EXERCISE TASK: Please copy the lines below word for word, keeping every character and number unchanged.
## START MATERIAL FOR THE TASK
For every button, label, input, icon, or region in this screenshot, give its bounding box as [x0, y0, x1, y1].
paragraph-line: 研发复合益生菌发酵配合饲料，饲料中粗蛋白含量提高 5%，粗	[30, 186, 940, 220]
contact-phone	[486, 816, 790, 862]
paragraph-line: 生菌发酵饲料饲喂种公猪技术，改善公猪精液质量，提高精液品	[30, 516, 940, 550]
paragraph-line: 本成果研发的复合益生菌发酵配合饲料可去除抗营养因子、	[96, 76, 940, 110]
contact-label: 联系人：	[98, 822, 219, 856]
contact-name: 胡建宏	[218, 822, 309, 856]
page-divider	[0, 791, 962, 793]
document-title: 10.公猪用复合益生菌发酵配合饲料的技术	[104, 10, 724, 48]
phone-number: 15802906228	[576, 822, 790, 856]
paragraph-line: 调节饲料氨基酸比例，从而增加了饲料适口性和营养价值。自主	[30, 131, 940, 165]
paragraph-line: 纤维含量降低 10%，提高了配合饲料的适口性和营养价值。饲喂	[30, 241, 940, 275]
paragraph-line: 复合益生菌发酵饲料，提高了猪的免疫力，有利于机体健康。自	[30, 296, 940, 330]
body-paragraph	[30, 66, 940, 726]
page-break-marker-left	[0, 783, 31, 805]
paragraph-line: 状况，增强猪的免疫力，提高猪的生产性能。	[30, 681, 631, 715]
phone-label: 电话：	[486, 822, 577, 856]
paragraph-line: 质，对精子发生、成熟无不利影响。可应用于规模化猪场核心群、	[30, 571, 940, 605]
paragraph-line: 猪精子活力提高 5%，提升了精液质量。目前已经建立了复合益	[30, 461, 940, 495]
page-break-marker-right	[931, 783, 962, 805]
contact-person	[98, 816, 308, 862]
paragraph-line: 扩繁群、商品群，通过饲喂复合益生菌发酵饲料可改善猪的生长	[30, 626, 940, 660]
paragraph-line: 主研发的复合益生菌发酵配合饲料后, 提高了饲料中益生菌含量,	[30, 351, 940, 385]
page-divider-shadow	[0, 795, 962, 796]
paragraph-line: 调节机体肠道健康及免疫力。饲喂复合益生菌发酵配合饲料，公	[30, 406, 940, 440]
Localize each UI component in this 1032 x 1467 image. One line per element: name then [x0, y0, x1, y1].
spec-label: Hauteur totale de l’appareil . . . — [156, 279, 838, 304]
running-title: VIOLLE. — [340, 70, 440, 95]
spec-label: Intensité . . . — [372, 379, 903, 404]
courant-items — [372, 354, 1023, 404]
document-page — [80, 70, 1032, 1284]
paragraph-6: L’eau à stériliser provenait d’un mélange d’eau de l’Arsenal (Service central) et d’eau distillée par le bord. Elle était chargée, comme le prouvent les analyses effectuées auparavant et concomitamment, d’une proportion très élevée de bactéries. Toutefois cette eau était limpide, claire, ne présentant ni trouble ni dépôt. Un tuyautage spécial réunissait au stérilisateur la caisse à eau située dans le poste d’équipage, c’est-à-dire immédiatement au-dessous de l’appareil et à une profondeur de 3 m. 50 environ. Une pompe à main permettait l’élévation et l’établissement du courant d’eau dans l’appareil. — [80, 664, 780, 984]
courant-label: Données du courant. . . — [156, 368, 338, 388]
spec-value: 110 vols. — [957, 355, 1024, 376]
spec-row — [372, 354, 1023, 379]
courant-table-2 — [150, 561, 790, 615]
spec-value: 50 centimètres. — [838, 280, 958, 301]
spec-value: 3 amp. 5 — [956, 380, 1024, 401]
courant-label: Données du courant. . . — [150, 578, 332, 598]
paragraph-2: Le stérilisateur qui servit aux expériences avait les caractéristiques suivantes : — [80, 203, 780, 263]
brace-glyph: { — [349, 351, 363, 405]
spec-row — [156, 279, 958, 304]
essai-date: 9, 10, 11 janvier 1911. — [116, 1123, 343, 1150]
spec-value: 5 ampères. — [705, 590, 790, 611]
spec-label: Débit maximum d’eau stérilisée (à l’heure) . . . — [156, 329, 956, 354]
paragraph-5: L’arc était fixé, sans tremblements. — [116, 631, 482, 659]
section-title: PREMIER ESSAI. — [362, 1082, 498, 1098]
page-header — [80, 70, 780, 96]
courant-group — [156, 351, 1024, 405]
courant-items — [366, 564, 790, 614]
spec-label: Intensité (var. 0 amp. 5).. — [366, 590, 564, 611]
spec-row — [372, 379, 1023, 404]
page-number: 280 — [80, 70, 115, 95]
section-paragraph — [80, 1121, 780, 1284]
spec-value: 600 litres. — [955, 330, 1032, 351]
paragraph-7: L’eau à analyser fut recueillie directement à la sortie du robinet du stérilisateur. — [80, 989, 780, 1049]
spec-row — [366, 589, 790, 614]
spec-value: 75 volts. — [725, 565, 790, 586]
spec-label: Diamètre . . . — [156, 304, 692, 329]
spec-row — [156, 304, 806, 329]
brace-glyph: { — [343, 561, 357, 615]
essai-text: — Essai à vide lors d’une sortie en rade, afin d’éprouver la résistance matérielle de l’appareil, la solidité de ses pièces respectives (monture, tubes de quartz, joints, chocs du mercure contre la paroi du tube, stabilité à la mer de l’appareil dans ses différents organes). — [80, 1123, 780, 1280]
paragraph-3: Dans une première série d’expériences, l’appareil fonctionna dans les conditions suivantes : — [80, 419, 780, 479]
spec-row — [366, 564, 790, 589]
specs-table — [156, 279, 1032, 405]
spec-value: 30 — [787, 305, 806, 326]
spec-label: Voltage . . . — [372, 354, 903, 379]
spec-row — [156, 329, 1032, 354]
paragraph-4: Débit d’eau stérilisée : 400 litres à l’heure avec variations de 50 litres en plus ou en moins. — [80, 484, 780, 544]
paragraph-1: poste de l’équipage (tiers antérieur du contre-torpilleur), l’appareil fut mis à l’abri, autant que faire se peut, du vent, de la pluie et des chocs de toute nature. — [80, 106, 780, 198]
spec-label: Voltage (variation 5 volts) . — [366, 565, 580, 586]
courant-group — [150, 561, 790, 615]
## END MATERIAL FOR THE TASK
TASK SOLUTION:
For every button, label, input, icon, or region in this screenshot, give its bounding box as [x0, y0, x1, y1].
paragraph-line: 研发复合益生菌发酵配合饲料，饲料中粗蛋白含量提高 5%，粗	[30, 186, 940, 220]
contact-phone	[486, 816, 790, 862]
paragraph-line: 生菌发酵饲料饲喂种公猪技术，改善公猪精液质量，提高精液品	[30, 516, 940, 550]
paragraph-line: 本成果研发的复合益生菌发酵配合饲料可去除抗营养因子、	[96, 76, 940, 110]
contact-label: 联系人：	[98, 822, 219, 856]
contact-name: 胡建宏	[218, 822, 309, 856]
page-divider	[0, 791, 962, 793]
document-title: 10.公猪用复合益生菌发酵配合饲料的技术	[104, 10, 724, 48]
phone-number: 15802906228	[576, 822, 790, 856]
paragraph-line: 调节饲料氨基酸比例，从而增加了饲料适口性和营养价值。自主	[30, 131, 940, 165]
paragraph-line: 纤维含量降低 10%，提高了配合饲料的适口性和营养价值。饲喂	[30, 241, 940, 275]
paragraph-line: 复合益生菌发酵饲料，提高了猪的免疫力，有利于机体健康。自	[30, 296, 940, 330]
body-paragraph	[30, 66, 940, 726]
page-break-marker-left	[0, 783, 31, 805]
paragraph-line: 状况，增强猪的免疫力，提高猪的生产性能。	[30, 681, 631, 715]
phone-label: 电话：	[486, 822, 577, 856]
paragraph-line: 质，对精子发生、成熟无不利影响。可应用于规模化猪场核心群、	[30, 571, 940, 605]
paragraph-line: 猪精子活力提高 5%，提升了精液质量。目前已经建立了复合益	[30, 461, 940, 495]
page-break-marker-right	[931, 783, 962, 805]
contact-person	[98, 816, 308, 862]
paragraph-line: 扩繁群、商品群，通过饲喂复合益生菌发酵饲料可改善猪的生长	[30, 626, 940, 660]
paragraph-line: 主研发的复合益生菌发酵配合饲料后, 提高了饲料中益生菌含量,	[30, 351, 940, 385]
page-divider-shadow	[0, 795, 962, 796]
paragraph-line: 调节机体肠道健康及免疫力。饲喂复合益生菌发酵配合饲料，公	[30, 406, 940, 440]
Localize each UI component in this 1032 x 1467 image. One line per element: name then [x0, y0, x1, y1].
spec-label: Hauteur totale de l’appareil . . . — [156, 279, 838, 304]
running-title: VIOLLE. — [340, 70, 440, 95]
spec-label: Intensité . . . — [372, 379, 903, 404]
courant-items — [372, 354, 1023, 404]
document-page — [80, 70, 1032, 1284]
paragraph-6: L’eau à stériliser provenait d’un mélange d’eau de l’Arsenal (Service central) et d’eau distillée par le bord. Elle était chargée, comme le prouvent les analyses effectuées auparavant et concomitamment, d’une proportion très élevée de bactéries. Toutefois cette eau était limpide, claire, ne présentant ni trouble ni dépôt. Un tuyautage spécial réunissait au stérilisateur la caisse à eau située dans le poste d’équipage, c’est-à-dire immédiatement au-dessous de l’appareil et à une profondeur de 3 m. 50 environ. Une pompe à main permettait l’élévation et l’établissement du courant d’eau dans l’appareil. — [80, 664, 780, 984]
courant-label: Données du courant. . . — [156, 368, 338, 388]
spec-value: 110 vols. — [957, 355, 1024, 376]
spec-row — [372, 354, 1023, 379]
courant-table-2 — [150, 561, 790, 615]
spec-value: 50 centimètres. — [838, 280, 958, 301]
spec-value: 3 amp. 5 — [956, 380, 1024, 401]
courant-label: Données du courant. . . — [150, 578, 332, 598]
paragraph-2: Le stérilisateur qui servit aux expériences avait les caractéristiques suivantes : — [80, 203, 780, 263]
brace-glyph: { — [349, 351, 363, 405]
spec-row — [156, 279, 958, 304]
essai-date: 9, 10, 11 janvier 1911. — [116, 1123, 343, 1150]
spec-value: 5 ampères. — [705, 590, 790, 611]
spec-label: Débit maximum d’eau stérilisée (à l’heure) . . . — [156, 329, 956, 354]
paragraph-5: L’arc était fixé, sans tremblements. — [116, 631, 482, 659]
section-title: PREMIER ESSAI. — [362, 1082, 498, 1098]
page-header — [80, 70, 780, 96]
courant-group — [156, 351, 1024, 405]
courant-items — [366, 564, 790, 614]
spec-label: Intensité (var. 0 amp. 5).. — [366, 590, 564, 611]
spec-row — [372, 379, 1023, 404]
page-number: 280 — [80, 70, 115, 95]
section-paragraph — [80, 1121, 780, 1284]
spec-value: 600 litres. — [955, 330, 1032, 351]
paragraph-7: L’eau à analyser fut recueillie directement à la sortie du robinet du stérilisateur. — [80, 989, 780, 1049]
spec-row — [366, 589, 790, 614]
spec-value: 75 volts. — [725, 565, 790, 586]
spec-label: Diamètre . . . — [156, 304, 692, 329]
spec-row — [156, 304, 806, 329]
brace-glyph: { — [343, 561, 357, 615]
essai-text: — Essai à vide lors d’une sortie en rade, afin d’éprouver la résistance matérielle de l’appareil, la solidité de ses pièces respectives (monture, tubes de quartz, joints, chocs du mercure contre la paroi du tube, stabilité à la mer de l’appareil dans ses différents organes). — [80, 1123, 780, 1280]
paragraph-3: Dans une première série d’expériences, l’appareil fonctionna dans les conditions suivantes : — [80, 419, 780, 479]
spec-row — [366, 564, 790, 589]
specs-table — [156, 279, 1032, 405]
spec-value: 30 — [787, 305, 806, 326]
spec-label: Voltage . . . — [372, 354, 903, 379]
spec-row — [156, 329, 1032, 354]
paragraph-4: Débit d’eau stérilisée : 400 litres à l’heure avec variations de 50 litres en plus ou en moins. — [80, 484, 780, 544]
paragraph-1: poste de l’équipage (tiers antérieur du contre-torpilleur), l’appareil fut mis à l’abri, autant que faire se peut, du vent, de la pluie et des chocs de toute nature. — [80, 106, 780, 198]
spec-label: Voltage (variation 5 volts) . — [366, 565, 580, 586]
courant-group — [150, 561, 790, 615]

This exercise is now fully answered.